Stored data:
'''
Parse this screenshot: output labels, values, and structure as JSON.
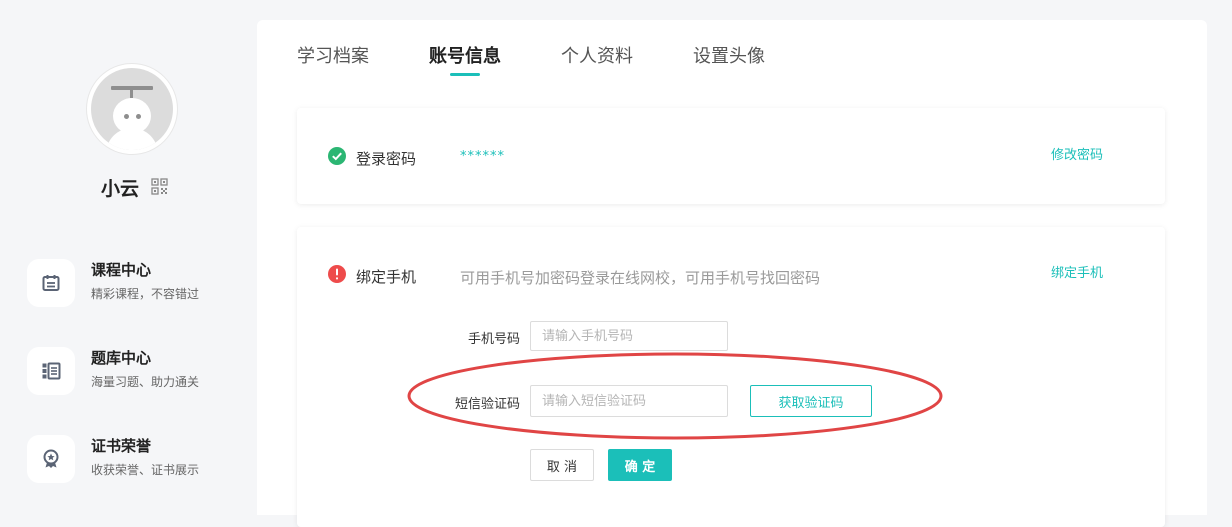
{
  "user": {
    "name": "小云"
  },
  "sidebar": {
    "items": [
      {
        "title": "课程中心",
        "subtitle": "精彩课程，不容错过",
        "icon": "calendar-icon"
      },
      {
        "title": "题库中心",
        "subtitle": "海量习题、助力通关",
        "icon": "list-icon"
      },
      {
        "title": "证书荣誉",
        "subtitle": "收获荣誉、证书展示",
        "icon": "award-icon"
      }
    ]
  },
  "tabs": [
    {
      "label": "学习档案",
      "active": false
    },
    {
      "label": "账号信息",
      "active": true
    },
    {
      "label": "个人资料",
      "active": false
    },
    {
      "label": "设置头像",
      "active": false
    }
  ],
  "password_card": {
    "label": "登录密码",
    "masked_value": "******",
    "action_label": "修改密码",
    "status": "set"
  },
  "phone_card": {
    "label": "绑定手机",
    "description": "可用手机号加密码登录在线网校，可用手机号找回密码",
    "action_label": "绑定手机",
    "status": "unbound",
    "phone_field": {
      "label": "手机号码",
      "placeholder": "请输入手机号码",
      "value": ""
    },
    "sms_field": {
      "label": "短信验证码",
      "placeholder": "请输入短信验证码",
      "value": ""
    },
    "get_code_label": "获取验证码",
    "cancel_label": "取 消",
    "confirm_label": "确 定"
  },
  "colors": {
    "accent": "#1bbfb9",
    "success": "#2bb673",
    "warning": "#ee4b4b",
    "annotation": "#e04545"
  }
}
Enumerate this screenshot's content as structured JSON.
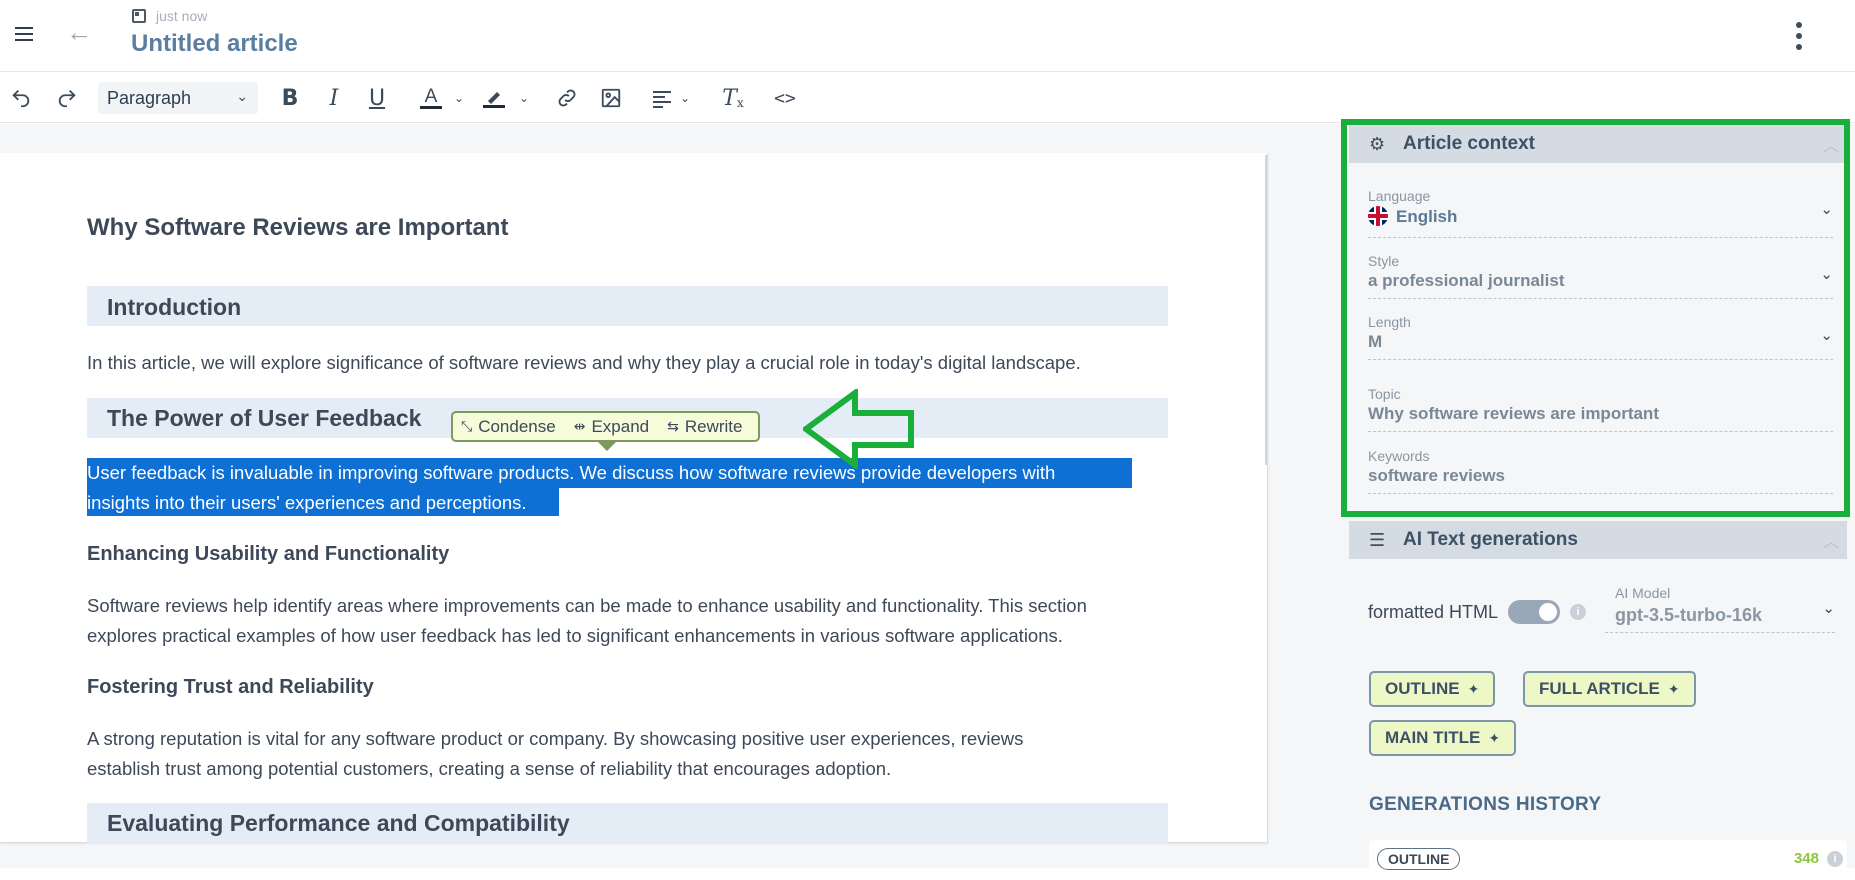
{
  "header": {
    "timestamp": "just now",
    "title": "Untitled article"
  },
  "toolbar": {
    "block_format": "Paragraph"
  },
  "article": {
    "h1": "Why Software Reviews are Important",
    "sections": [
      {
        "heading": "Introduction"
      },
      {
        "paragraph": "In this article, we will explore significance of software reviews and why they play a crucial role in today's digital landscape."
      },
      {
        "heading": "The Power of User Feedback"
      },
      {
        "selected_line1": "User feedback is invaluable in improving software products. We discuss how software reviews provide developers with",
        "selected_line2": "insights into their users' experiences and perceptions."
      },
      {
        "subheading": "Enhancing Usability and Functionality"
      },
      {
        "paragraph_line1": "Software reviews help identify areas where improvements can be made to enhance usability and functionality. This section",
        "paragraph_line2": "explores practical examples of how user feedback has led to significant enhancements in various software applications."
      },
      {
        "subheading": "Fostering Trust and Reliability"
      },
      {
        "paragraph_line1": "A strong reputation is vital for any software product or company. By showcasing positive user experiences, reviews",
        "paragraph_line2": "establish trust among potential customers, creating a sense of reliability that encourages adoption."
      },
      {
        "heading": "Evaluating Performance and Compatibility"
      }
    ]
  },
  "selection_popup": {
    "condense": "Condense",
    "expand": "Expand",
    "rewrite": "Rewrite"
  },
  "article_context": {
    "title": "Article context",
    "language_label": "Language",
    "language_value": "English",
    "style_label": "Style",
    "style_value": "a professional journalist",
    "length_label": "Length",
    "length_value": "M",
    "topic_label": "Topic",
    "topic_value": "Why software reviews are important",
    "keywords_label": "Keywords",
    "keywords_value": "software reviews"
  },
  "ai_generations": {
    "title": "AI Text generations",
    "formatted_html_label": "formatted HTML",
    "model_label": "AI Model",
    "model_value": "gpt-3.5-turbo-16k",
    "buttons": {
      "outline": "OUTLINE",
      "full_article": "FULL ARTICLE",
      "main_title": "MAIN TITLE"
    },
    "history_title": "GENERATIONS HISTORY",
    "history_items": [
      {
        "type": "OUTLINE",
        "count": "348"
      }
    ]
  },
  "colors": {
    "accent_green": "#1aae3a",
    "selection_blue": "#0e6fd4",
    "heading_band": "#e4ecf5",
    "gen_button_bg": "#eef8c7"
  }
}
'''
- _REQUIREMENTS_: Reproduce each entry precisely. Leave the pictures out.

- _OUTPUT_:
Parse this screenshot: output labels, values, and structure as JSON.
{
  "user": {
    "name": "小云"
  },
  "sidebar": {
    "items": [
      {
        "title": "课程中心",
        "subtitle": "精彩课程，不容错过",
        "icon": "calendar-icon"
      },
      {
        "title": "题库中心",
        "subtitle": "海量习题、助力通关",
        "icon": "list-icon"
      },
      {
        "title": "证书荣誉",
        "subtitle": "收获荣誉、证书展示",
        "icon": "award-icon"
      }
    ]
  },
  "tabs": [
    {
      "label": "学习档案",
      "active": false
    },
    {
      "label": "账号信息",
      "active": true
    },
    {
      "label": "个人资料",
      "active": false
    },
    {
      "label": "设置头像",
      "active": false
    }
  ],
  "password_card": {
    "label": "登录密码",
    "masked_value": "******",
    "action_label": "修改密码",
    "status": "set"
  },
  "phone_card": {
    "label": "绑定手机",
    "description": "可用手机号加密码登录在线网校，可用手机号找回密码",
    "action_label": "绑定手机",
    "status": "unbound",
    "phone_field": {
      "label": "手机号码",
      "placeholder": "请输入手机号码",
      "value": ""
    },
    "sms_field": {
      "label": "短信验证码",
      "placeholder": "请输入短信验证码",
      "value": ""
    },
    "get_code_label": "获取验证码",
    "cancel_label": "取 消",
    "confirm_label": "确 定"
  },
  "colors": {
    "accent": "#1bbfb9",
    "success": "#2bb673",
    "warning": "#ee4b4b",
    "annotation": "#e04545"
  }
}
Enumerate this screenshot's content as structured JSON.
{
  "header": {
    "timestamp": "just now",
    "title": "Untitled article"
  },
  "toolbar": {
    "block_format": "Paragraph"
  },
  "article": {
    "h1": "Why Software Reviews are Important",
    "sections": [
      {
        "heading": "Introduction"
      },
      {
        "paragraph": "In this article, we will explore significance of software reviews and why they play a crucial role in today's digital landscape."
      },
      {
        "heading": "The Power of User Feedback"
      },
      {
        "selected_line1": "User feedback is invaluable in improving software products. We discuss how software reviews provide developers with",
        "selected_line2": "insights into their users' experiences and perceptions."
      },
      {
        "subheading": "Enhancing Usability and Functionality"
      },
      {
        "paragraph_line1": "Software reviews help identify areas where improvements can be made to enhance usability and functionality. This section",
        "paragraph_line2": "explores practical examples of how user feedback has led to significant enhancements in various software applications."
      },
      {
        "subheading": "Fostering Trust and Reliability"
      },
      {
        "paragraph_line1": "A strong reputation is vital for any software product or company. By showcasing positive user experiences, reviews",
        "paragraph_line2": "establish trust among potential customers, creating a sense of reliability that encourages adoption."
      },
      {
        "heading": "Evaluating Performance and Compatibility"
      }
    ]
  },
  "selection_popup": {
    "condense": "Condense",
    "expand": "Expand",
    "rewrite": "Rewrite"
  },
  "article_context": {
    "title": "Article context",
    "language_label": "Language",
    "language_value": "English",
    "style_label": "Style",
    "style_value": "a professional journalist",
    "length_label": "Length",
    "length_value": "M",
    "topic_label": "Topic",
    "topic_value": "Why software reviews are important",
    "keywords_label": "Keywords",
    "keywords_value": "software reviews"
  },
  "ai_generations": {
    "title": "AI Text generations",
    "formatted_html_label": "formatted HTML",
    "model_label": "AI Model",
    "model_value": "gpt-3.5-turbo-16k",
    "buttons": {
      "outline": "OUTLINE",
      "full_article": "FULL ARTICLE",
      "main_title": "MAIN TITLE"
    },
    "history_title": "GENERATIONS HISTORY",
    "history_items": [
      {
        "type": "OUTLINE",
        "count": "348"
      }
    ]
  },
  "colors": {
    "accent_green": "#1aae3a",
    "selection_blue": "#0e6fd4",
    "heading_band": "#e4ecf5",
    "gen_button_bg": "#eef8c7"
  }
}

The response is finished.